**REQUIREMENT**
Gather every line from the entries below that includes "solution".

-- BEGIN RECORDS FOR PROCESSING --

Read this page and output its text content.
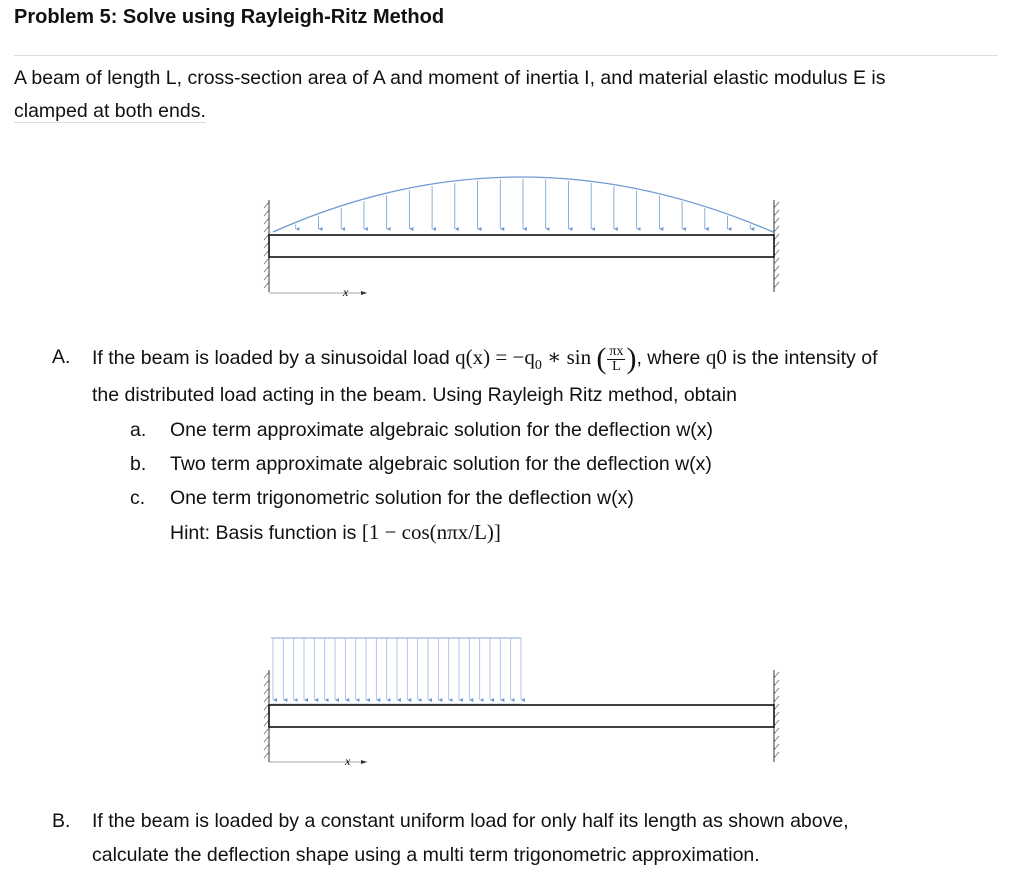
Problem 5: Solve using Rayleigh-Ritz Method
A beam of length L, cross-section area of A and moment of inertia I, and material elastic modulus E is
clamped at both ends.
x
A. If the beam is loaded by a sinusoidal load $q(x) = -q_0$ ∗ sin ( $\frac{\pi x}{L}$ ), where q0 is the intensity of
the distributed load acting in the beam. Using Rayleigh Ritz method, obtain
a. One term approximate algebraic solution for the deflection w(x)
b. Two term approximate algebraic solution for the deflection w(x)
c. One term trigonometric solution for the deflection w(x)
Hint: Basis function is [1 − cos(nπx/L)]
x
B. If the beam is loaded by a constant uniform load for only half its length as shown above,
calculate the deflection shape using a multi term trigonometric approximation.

-- END RECORDS FOR PROCESSING --

**THE RESPONSE**
a. One term approximate algebraic solution for the deflection w(x)
b. Two term approximate algebraic solution for the deflection w(x)
c. One term trigonometric solution for the deflection w(x)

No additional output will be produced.